• **The request**:
Find the string "this" in the entries and copy each line that has it.

• **Provided data**:
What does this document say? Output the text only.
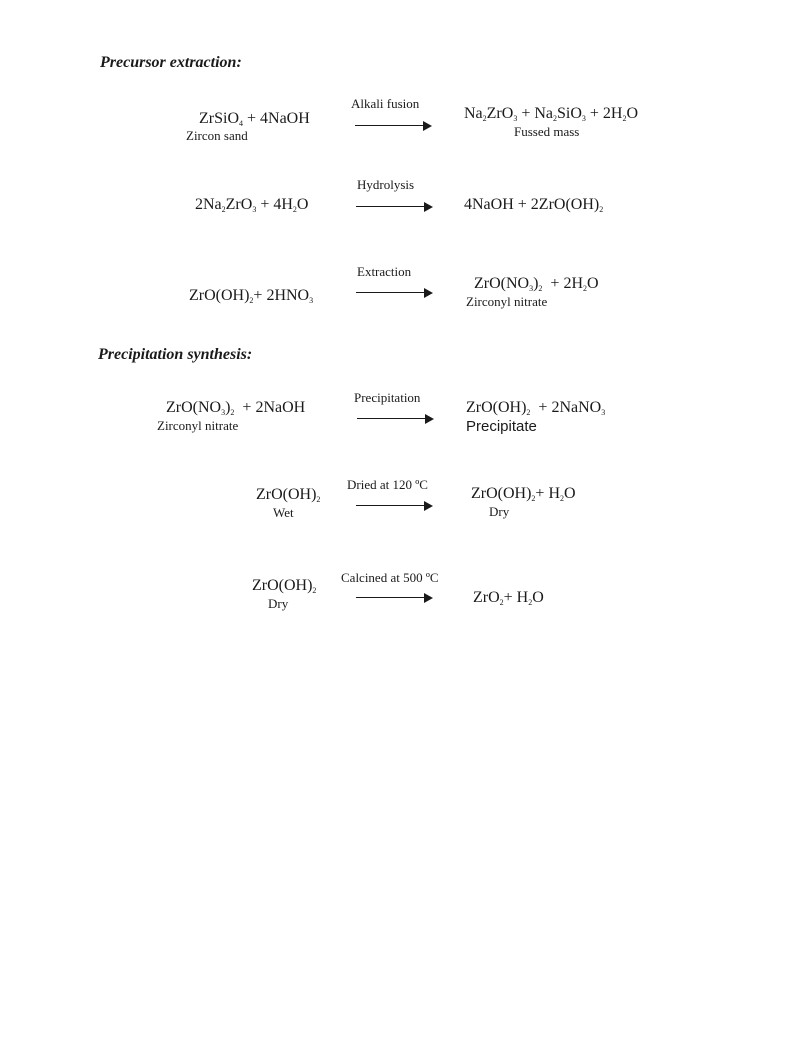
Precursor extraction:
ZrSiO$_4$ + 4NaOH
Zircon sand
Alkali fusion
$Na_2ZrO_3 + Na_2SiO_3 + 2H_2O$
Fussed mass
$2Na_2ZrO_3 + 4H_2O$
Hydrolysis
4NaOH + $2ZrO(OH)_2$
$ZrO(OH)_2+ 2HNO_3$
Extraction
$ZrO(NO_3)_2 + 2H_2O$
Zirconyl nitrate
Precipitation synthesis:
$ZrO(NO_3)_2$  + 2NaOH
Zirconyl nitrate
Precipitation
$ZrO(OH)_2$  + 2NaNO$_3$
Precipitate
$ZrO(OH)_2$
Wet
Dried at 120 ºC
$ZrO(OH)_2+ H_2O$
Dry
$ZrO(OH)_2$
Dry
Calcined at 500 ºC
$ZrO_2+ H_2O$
---
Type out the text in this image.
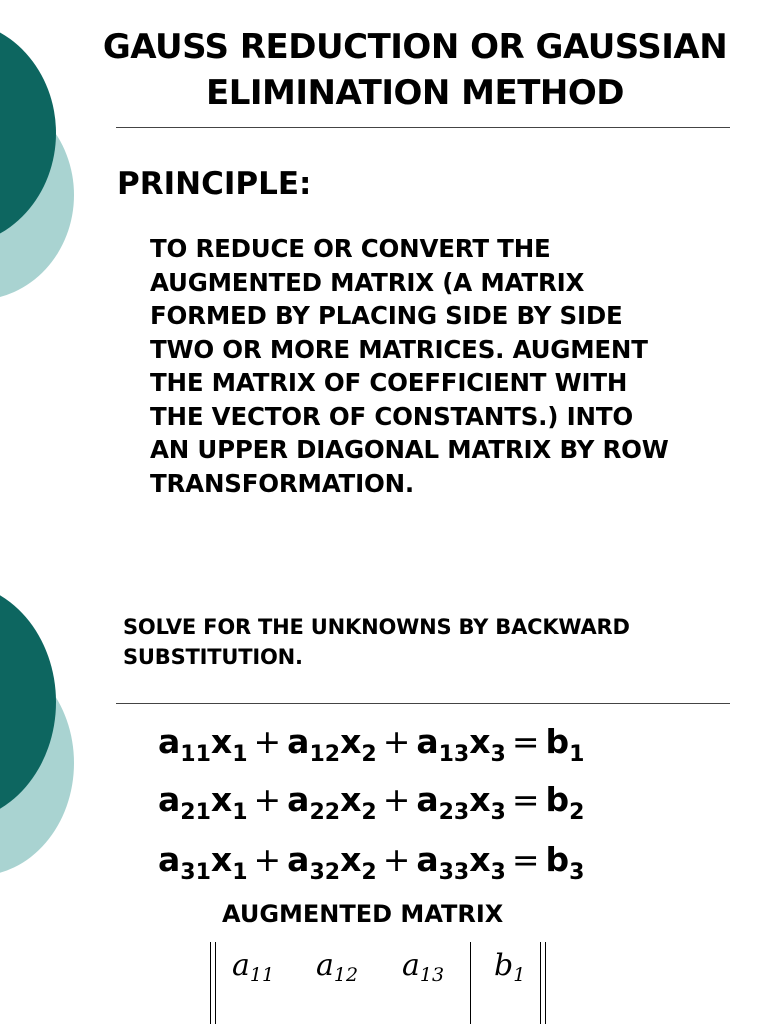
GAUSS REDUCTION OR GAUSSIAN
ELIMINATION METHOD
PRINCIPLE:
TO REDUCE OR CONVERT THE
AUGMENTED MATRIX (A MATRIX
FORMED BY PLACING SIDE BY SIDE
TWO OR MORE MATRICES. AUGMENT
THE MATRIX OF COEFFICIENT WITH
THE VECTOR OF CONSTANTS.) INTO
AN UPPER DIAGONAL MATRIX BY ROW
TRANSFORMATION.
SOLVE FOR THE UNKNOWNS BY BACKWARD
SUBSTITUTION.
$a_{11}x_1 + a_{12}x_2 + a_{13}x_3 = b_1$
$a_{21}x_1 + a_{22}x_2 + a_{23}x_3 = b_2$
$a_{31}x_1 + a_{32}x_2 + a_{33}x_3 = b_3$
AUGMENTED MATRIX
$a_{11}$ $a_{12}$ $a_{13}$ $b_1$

• **Answer to the problem**:
What does this document say? Output the text only.
Type out the text in this image.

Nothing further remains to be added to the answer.